■ **Activity**: Each line that includes "apicale" must be copied from the records.

───── Records for this exercise ─────

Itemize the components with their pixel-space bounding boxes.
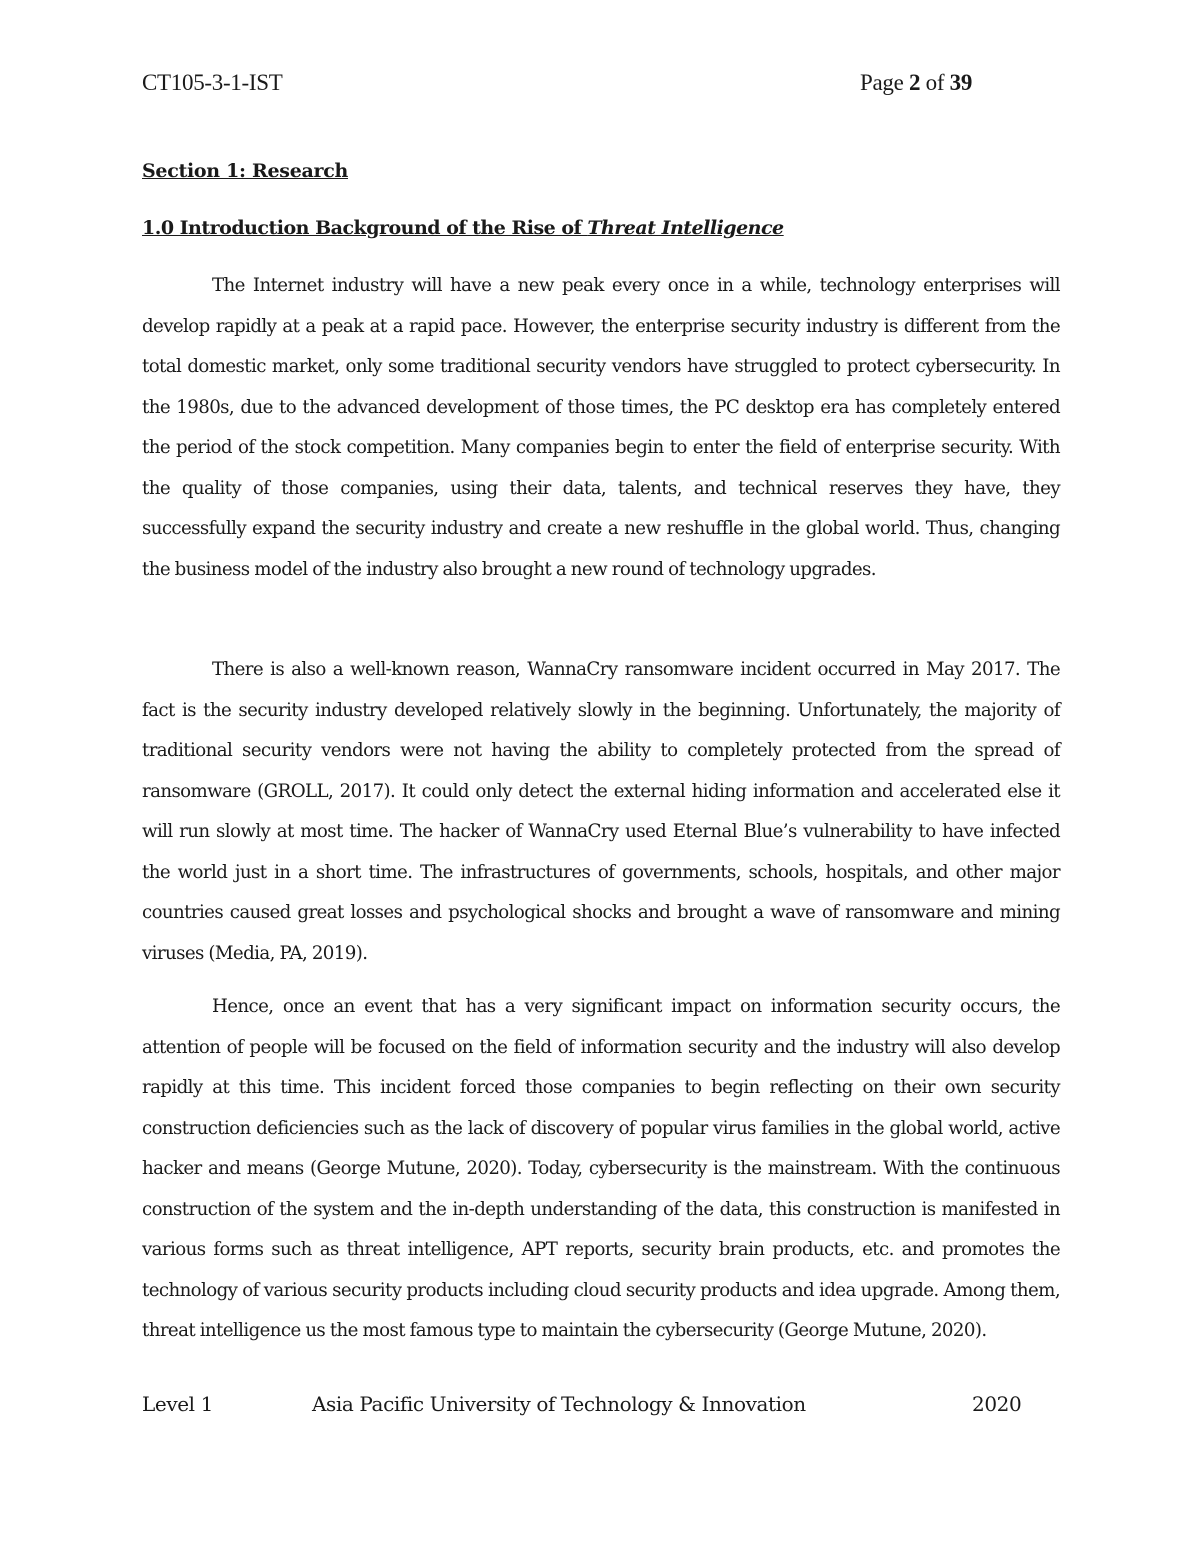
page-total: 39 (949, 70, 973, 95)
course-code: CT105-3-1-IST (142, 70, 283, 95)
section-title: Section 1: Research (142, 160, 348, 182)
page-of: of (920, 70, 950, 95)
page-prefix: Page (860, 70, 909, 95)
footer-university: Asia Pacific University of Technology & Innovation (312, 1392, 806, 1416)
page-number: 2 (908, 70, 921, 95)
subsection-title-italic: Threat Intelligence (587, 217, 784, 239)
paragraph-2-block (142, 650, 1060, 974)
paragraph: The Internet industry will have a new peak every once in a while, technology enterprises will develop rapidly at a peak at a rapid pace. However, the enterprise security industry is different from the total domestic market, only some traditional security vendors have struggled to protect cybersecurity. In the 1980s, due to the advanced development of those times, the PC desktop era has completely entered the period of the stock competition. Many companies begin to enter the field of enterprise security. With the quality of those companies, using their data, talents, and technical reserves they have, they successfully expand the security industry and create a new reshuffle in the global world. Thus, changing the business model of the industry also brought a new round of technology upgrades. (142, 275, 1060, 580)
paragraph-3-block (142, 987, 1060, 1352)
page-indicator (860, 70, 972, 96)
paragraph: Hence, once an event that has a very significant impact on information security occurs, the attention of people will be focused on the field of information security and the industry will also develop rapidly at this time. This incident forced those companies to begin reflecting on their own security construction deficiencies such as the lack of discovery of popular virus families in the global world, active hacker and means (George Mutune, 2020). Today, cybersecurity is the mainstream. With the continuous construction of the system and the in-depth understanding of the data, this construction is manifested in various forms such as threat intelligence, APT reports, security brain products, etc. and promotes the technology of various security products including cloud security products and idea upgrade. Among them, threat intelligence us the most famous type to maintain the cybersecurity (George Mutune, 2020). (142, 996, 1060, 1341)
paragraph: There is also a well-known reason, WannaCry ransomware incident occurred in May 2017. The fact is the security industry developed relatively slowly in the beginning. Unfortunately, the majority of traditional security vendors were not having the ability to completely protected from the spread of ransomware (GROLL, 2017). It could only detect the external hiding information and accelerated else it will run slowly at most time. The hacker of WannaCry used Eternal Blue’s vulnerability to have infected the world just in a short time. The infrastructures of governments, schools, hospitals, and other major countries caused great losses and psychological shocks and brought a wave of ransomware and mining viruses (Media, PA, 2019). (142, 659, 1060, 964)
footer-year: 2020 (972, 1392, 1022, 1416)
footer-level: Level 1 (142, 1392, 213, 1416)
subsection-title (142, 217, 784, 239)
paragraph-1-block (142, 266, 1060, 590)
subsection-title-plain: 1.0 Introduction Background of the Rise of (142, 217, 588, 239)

─────
───── Records for this exercise ─────

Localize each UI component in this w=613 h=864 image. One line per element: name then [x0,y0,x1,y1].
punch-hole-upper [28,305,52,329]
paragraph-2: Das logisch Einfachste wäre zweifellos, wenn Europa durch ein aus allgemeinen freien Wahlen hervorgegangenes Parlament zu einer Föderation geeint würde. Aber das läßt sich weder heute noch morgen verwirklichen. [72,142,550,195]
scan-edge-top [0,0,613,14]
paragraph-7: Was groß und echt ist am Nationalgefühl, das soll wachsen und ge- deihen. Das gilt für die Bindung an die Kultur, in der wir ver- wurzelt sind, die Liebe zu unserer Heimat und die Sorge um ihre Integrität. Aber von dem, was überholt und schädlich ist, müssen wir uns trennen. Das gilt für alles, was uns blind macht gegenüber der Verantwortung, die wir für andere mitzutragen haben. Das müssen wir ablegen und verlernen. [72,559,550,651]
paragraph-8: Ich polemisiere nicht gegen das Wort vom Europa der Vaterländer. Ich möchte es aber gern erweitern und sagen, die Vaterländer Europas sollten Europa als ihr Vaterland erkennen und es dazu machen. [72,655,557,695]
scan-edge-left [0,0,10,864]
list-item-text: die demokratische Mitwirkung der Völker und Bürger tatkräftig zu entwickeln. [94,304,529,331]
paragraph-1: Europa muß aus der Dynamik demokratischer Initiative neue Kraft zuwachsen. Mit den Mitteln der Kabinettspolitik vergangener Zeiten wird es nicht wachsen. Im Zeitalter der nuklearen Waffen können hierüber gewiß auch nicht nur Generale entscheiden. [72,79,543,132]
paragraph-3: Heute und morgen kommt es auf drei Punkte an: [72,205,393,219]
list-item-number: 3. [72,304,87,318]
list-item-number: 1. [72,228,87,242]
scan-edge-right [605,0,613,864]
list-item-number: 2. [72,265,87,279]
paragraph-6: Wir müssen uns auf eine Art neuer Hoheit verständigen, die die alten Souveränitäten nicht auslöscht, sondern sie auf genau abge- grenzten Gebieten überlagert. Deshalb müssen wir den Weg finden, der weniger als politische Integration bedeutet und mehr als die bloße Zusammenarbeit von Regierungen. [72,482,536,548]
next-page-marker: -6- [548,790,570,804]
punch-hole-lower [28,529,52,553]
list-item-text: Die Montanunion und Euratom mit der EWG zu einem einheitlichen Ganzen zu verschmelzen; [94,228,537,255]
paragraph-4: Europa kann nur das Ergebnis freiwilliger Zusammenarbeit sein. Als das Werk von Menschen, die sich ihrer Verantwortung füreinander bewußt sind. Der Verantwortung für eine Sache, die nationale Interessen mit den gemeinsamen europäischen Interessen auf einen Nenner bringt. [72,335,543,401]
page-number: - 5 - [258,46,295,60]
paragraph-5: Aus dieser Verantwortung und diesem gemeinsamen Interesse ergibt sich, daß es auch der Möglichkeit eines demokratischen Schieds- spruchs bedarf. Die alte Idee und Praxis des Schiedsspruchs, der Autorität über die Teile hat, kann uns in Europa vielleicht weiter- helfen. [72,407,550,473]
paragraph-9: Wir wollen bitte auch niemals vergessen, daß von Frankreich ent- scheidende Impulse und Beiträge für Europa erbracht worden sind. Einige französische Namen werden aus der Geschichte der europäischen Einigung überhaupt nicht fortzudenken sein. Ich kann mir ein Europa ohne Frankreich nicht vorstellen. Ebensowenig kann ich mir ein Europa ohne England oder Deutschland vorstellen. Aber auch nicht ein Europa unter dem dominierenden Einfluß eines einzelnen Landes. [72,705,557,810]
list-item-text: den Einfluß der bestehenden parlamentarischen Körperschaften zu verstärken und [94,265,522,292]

─────
───── Records for this exercise ─────

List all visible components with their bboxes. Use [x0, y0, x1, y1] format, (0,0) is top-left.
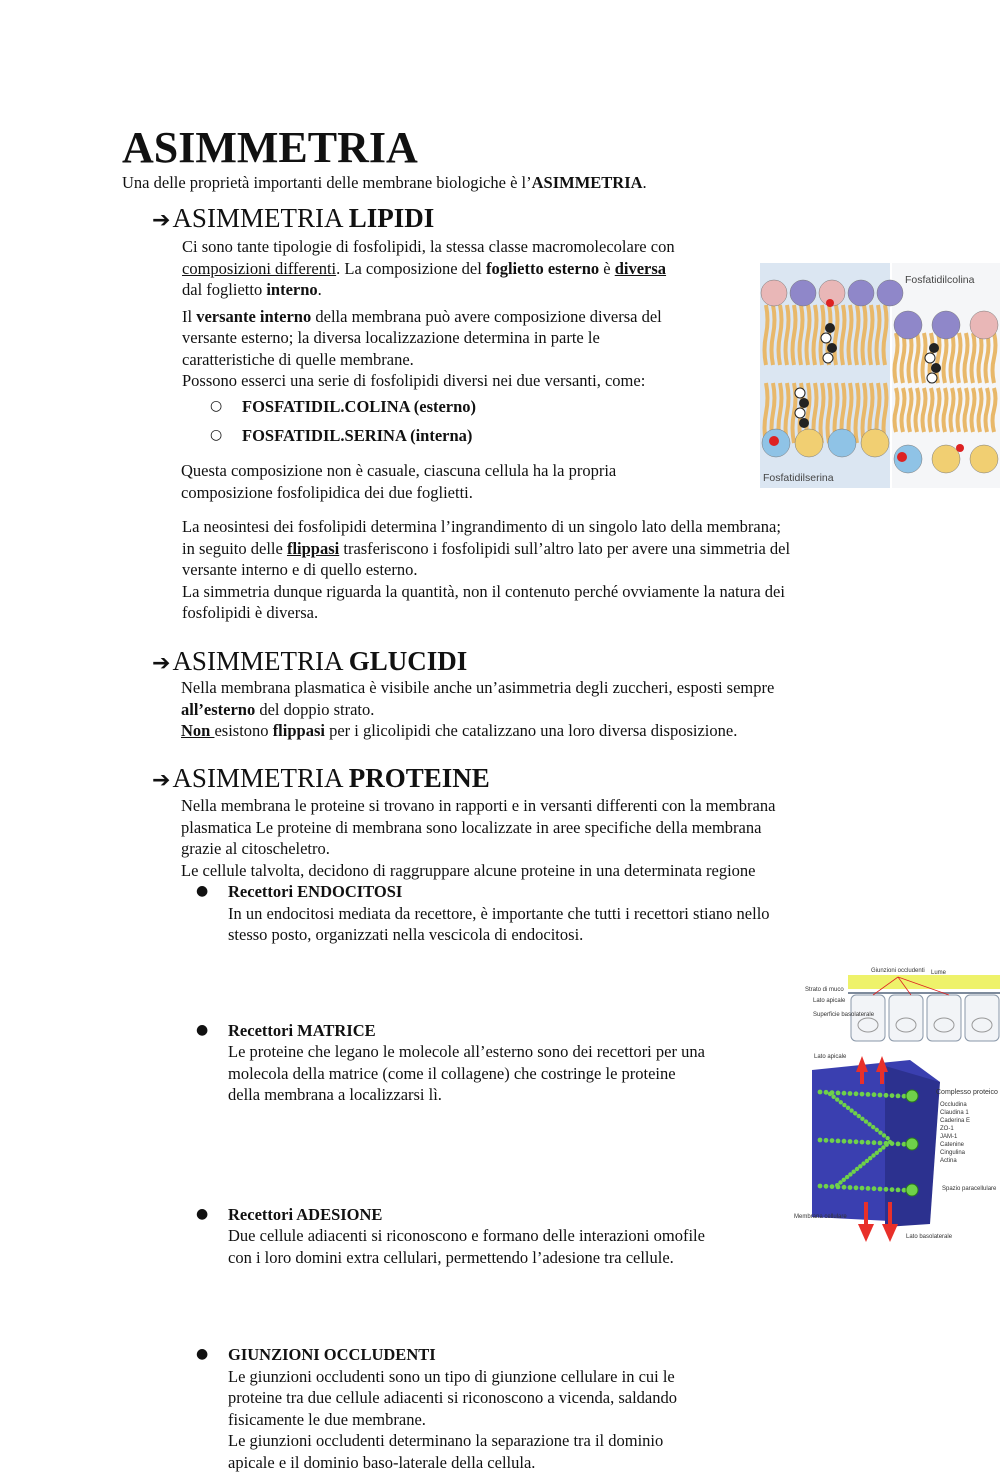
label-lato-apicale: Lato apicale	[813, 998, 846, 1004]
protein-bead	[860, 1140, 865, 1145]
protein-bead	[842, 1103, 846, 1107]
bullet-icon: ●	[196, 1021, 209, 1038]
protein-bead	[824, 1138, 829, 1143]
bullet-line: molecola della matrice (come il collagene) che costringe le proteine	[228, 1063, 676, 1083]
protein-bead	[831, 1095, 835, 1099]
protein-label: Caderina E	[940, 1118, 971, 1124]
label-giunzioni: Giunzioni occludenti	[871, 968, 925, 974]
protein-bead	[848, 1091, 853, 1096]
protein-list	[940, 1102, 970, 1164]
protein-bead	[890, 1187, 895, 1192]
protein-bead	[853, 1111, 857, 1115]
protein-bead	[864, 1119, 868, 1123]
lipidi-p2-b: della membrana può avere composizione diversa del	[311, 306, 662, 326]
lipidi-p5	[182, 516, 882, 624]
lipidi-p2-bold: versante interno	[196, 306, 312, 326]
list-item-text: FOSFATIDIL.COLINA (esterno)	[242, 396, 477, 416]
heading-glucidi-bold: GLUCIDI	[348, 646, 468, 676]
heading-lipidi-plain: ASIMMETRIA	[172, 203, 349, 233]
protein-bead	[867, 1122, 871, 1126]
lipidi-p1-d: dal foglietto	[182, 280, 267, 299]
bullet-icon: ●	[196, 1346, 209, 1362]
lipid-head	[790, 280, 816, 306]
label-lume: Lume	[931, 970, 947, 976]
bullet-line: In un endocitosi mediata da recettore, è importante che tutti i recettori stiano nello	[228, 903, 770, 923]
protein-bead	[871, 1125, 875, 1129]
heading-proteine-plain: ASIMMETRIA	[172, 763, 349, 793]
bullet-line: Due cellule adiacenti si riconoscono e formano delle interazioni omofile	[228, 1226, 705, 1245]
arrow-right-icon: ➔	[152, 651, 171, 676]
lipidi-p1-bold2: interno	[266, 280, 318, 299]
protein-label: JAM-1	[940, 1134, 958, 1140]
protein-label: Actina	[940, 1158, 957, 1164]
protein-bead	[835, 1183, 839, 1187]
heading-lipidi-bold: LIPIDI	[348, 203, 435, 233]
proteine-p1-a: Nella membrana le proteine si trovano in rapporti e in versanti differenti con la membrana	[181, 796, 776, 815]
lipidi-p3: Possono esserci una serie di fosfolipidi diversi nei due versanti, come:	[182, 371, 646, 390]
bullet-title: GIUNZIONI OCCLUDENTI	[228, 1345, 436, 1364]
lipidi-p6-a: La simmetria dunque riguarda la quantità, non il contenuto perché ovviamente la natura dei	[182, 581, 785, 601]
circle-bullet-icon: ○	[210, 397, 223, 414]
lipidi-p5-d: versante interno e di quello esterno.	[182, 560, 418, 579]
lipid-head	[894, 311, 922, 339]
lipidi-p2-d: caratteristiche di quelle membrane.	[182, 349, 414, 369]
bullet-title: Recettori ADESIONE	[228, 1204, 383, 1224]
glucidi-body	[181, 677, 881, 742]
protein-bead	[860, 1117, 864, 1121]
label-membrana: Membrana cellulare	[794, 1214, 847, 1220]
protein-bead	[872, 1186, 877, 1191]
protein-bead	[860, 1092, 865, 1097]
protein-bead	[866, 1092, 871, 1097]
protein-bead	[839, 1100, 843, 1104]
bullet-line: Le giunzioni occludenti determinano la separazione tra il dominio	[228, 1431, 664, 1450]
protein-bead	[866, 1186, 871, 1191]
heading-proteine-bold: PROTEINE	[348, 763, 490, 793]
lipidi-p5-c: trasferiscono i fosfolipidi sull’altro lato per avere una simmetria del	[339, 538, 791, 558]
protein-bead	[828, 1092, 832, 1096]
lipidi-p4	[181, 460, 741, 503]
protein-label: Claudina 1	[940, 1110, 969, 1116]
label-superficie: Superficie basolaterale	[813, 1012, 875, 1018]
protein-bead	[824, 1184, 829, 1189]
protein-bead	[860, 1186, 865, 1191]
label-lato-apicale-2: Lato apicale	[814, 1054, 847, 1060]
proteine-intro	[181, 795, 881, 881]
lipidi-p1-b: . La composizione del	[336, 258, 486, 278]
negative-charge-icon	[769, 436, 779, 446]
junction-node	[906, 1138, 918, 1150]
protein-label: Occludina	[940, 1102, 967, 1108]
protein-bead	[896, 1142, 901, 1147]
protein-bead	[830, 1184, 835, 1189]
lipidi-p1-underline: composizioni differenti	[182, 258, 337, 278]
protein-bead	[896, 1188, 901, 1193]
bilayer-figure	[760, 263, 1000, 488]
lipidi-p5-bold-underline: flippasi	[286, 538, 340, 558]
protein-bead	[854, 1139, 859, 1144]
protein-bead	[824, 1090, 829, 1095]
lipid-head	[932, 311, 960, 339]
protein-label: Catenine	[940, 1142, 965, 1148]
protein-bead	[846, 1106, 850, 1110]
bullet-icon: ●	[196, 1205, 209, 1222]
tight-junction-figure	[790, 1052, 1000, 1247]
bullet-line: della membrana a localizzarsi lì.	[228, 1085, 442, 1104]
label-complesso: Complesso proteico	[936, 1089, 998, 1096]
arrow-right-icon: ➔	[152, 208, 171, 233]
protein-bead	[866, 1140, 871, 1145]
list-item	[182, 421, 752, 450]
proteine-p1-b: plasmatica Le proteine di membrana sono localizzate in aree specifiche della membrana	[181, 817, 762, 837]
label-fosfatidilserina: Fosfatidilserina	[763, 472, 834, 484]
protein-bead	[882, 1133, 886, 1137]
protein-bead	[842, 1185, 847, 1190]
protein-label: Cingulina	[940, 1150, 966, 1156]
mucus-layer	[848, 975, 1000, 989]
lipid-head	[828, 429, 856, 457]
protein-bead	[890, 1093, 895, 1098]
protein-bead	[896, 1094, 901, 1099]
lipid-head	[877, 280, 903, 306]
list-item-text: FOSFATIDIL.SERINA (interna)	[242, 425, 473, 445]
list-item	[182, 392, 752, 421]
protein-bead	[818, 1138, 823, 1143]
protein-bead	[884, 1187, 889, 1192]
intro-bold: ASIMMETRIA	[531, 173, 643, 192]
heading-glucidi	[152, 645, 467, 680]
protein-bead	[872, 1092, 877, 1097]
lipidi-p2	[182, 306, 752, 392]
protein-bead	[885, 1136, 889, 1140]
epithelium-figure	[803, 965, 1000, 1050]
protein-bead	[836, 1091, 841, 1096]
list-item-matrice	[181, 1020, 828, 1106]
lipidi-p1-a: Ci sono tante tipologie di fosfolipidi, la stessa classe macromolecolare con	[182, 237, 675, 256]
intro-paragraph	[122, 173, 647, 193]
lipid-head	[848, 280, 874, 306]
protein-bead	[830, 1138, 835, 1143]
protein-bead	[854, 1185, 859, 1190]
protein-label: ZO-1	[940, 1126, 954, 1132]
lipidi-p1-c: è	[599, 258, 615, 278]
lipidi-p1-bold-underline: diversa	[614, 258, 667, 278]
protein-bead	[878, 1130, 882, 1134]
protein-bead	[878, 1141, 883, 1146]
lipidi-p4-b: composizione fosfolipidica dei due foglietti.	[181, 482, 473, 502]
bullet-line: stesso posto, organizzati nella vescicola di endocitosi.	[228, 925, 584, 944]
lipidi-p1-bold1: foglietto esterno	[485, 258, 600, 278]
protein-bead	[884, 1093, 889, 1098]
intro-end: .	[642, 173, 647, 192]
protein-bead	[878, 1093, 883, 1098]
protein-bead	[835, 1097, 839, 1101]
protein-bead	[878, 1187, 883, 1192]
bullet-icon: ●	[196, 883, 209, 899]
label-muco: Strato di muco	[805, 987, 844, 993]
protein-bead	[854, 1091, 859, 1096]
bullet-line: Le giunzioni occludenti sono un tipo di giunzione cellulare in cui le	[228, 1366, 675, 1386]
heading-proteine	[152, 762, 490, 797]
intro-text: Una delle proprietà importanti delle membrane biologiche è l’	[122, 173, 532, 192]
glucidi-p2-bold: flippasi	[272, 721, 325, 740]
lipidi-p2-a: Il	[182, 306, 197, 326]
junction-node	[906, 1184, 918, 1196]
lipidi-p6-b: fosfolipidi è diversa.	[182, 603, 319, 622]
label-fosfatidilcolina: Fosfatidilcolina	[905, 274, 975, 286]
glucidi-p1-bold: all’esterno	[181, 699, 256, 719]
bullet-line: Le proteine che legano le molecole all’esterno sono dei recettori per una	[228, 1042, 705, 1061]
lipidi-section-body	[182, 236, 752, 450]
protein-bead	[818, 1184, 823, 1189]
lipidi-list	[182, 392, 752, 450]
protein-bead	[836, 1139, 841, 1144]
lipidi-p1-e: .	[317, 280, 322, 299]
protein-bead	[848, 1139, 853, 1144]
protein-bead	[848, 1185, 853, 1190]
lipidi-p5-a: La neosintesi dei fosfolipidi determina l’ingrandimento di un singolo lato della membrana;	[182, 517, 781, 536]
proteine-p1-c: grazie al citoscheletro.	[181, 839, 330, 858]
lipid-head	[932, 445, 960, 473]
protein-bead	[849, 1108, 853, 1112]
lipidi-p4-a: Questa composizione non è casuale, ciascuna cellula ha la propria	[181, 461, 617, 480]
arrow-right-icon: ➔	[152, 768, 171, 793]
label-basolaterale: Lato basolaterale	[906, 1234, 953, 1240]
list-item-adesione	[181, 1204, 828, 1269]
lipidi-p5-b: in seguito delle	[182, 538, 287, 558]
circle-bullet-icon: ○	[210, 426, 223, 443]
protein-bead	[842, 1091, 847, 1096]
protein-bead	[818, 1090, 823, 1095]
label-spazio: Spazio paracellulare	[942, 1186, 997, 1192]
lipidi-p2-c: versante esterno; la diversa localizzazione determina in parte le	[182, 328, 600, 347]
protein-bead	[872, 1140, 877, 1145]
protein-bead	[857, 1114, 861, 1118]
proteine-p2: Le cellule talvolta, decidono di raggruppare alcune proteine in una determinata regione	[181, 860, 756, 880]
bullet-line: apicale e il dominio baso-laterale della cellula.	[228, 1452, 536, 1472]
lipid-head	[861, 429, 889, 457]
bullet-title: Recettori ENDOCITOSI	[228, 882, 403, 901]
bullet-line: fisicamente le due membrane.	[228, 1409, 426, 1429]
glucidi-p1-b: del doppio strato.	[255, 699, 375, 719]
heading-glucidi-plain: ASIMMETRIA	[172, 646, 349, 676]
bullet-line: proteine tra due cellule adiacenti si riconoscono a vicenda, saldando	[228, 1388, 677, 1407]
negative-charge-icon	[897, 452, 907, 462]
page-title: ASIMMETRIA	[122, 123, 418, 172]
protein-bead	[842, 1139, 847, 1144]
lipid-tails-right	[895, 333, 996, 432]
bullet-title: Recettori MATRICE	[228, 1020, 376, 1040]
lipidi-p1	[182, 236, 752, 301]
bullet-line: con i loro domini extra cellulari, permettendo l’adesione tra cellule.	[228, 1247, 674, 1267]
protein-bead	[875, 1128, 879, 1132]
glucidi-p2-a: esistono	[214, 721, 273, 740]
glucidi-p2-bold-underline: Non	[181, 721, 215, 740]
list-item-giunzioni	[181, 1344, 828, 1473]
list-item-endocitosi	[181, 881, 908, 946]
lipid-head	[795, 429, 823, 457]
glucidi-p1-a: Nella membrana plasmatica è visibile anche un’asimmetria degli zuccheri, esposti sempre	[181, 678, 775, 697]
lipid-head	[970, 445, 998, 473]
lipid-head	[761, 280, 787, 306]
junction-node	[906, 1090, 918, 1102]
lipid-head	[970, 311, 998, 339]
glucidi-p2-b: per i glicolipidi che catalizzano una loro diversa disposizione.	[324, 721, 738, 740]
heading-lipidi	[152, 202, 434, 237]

─────

■ **Response**:
label-lato-apicale: Lato apicale	[813, 998, 846, 1004]
label-lato-apicale-2: Lato apicale	[814, 1054, 847, 1060]
bullet-line: apicale e il dominio baso-laterale della cellula.	[228, 1452, 536, 1472]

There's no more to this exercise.